[Required task]:
Each record must be reproduced exactly as it is shown.

● ● ● ● ● ● ●

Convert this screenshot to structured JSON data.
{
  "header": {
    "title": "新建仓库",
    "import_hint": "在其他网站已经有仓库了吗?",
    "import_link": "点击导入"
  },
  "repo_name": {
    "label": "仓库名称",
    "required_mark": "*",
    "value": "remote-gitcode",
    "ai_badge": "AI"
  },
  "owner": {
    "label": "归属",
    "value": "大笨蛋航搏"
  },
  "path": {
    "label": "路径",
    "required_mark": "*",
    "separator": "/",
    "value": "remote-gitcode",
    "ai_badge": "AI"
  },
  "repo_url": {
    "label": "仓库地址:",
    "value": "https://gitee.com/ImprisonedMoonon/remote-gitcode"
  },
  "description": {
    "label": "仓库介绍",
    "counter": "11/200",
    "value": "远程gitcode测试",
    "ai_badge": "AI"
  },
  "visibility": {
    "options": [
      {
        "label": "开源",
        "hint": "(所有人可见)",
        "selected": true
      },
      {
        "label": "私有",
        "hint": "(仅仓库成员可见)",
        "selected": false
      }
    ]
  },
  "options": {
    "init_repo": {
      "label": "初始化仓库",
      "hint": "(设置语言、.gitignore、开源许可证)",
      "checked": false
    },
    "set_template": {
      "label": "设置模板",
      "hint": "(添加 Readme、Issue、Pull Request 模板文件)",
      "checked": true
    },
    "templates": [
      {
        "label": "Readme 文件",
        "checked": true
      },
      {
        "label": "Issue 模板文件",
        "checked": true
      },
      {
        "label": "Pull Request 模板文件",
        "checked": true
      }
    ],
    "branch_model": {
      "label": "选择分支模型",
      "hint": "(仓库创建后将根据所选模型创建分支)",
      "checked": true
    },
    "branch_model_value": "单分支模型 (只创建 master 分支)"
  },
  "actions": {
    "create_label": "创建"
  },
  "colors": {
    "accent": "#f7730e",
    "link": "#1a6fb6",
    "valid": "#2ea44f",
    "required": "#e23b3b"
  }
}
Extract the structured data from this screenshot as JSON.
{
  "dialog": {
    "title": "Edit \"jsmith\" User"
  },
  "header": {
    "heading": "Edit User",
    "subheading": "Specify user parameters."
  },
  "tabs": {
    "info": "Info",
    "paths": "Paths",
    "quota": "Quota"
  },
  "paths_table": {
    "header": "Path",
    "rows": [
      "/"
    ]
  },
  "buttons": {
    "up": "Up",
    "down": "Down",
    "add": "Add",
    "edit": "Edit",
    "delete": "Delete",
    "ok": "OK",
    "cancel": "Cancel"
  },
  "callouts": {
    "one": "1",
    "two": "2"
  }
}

● ● ● ● ● ● ●

[The result]:
Convert this screenshot to structured JSON data.
{
  "header": {
    "title": "新建仓库",
    "import_hint": "在其他网站已经有仓库了吗?",
    "import_link": "点击导入"
  },
  "repo_name": {
    "label": "仓库名称",
    "required_mark": "*",
    "value": "remote-gitcode",
    "ai_badge": "AI"
  },
  "owner": {
    "label": "归属",
    "value": "大笨蛋航搏"
  },
  "path": {
    "label": "路径",
    "required_mark": "*",
    "separator": "/",
    "value": "remote-gitcode",
    "ai_badge": "AI"
  },
  "repo_url": {
    "label": "仓库地址:",
    "value": "https://gitee.com/ImprisonedMoonon/remote-gitcode"
  },
  "description": {
    "label": "仓库介绍",
    "counter": "11/200",
    "value": "远程gitcode测试",
    "ai_badge": "AI"
  },
  "visibility": {
    "options": [
      {
        "label": "开源",
        "hint": "(所有人可见)",
        "selected": true
      },
      {
        "label": "私有",
        "hint": "(仅仓库成员可见)",
        "selected": false
      }
    ]
  },
  "options": {
    "init_repo": {
      "label": "初始化仓库",
      "hint": "(设置语言、.gitignore、开源许可证)",
      "checked": false
    },
    "set_template": {
      "label": "设置模板",
      "hint": "(添加 Readme、Issue、Pull Request 模板文件)",
      "checked": true
    },
    "templates": [
      {
        "label": "Readme 文件",
        "checked": true
      },
      {
        "label": "Issue 模板文件",
        "checked": true
      },
      {
        "label": "Pull Request 模板文件",
        "checked": true
      }
    ],
    "branch_model": {
      "label": "选择分支模型",
      "hint": "(仓库创建后将根据所选模型创建分支)",
      "checked": true
    },
    "branch_model_value": "单分支模型 (只创建 master 分支)"
  },
  "actions": {
    "create_label": "创建"
  },
  "colors": {
    "accent": "#f7730e",
    "link": "#1a6fb6",
    "valid": "#2ea44f",
    "required": "#e23b3b"
  }
}
Extract the structured data from this screenshot as JSON.
{
  "dialog": {
    "title": "Edit \"jsmith\" User"
  },
  "header": {
    "heading": "Edit User",
    "subheading": "Specify user parameters."
  },
  "tabs": {
    "info": "Info",
    "paths": "Paths",
    "quota": "Quota"
  },
  "paths_table": {
    "header": "Path",
    "rows": [
      "/"
    ]
  },
  "buttons": {
    "up": "Up",
    "down": "Down",
    "add": "Add",
    "edit": "Edit",
    "delete": "Delete",
    "ok": "OK",
    "cancel": "Cancel"
  },
  "callouts": {
    "one": "1",
    "two": "2"
  }
}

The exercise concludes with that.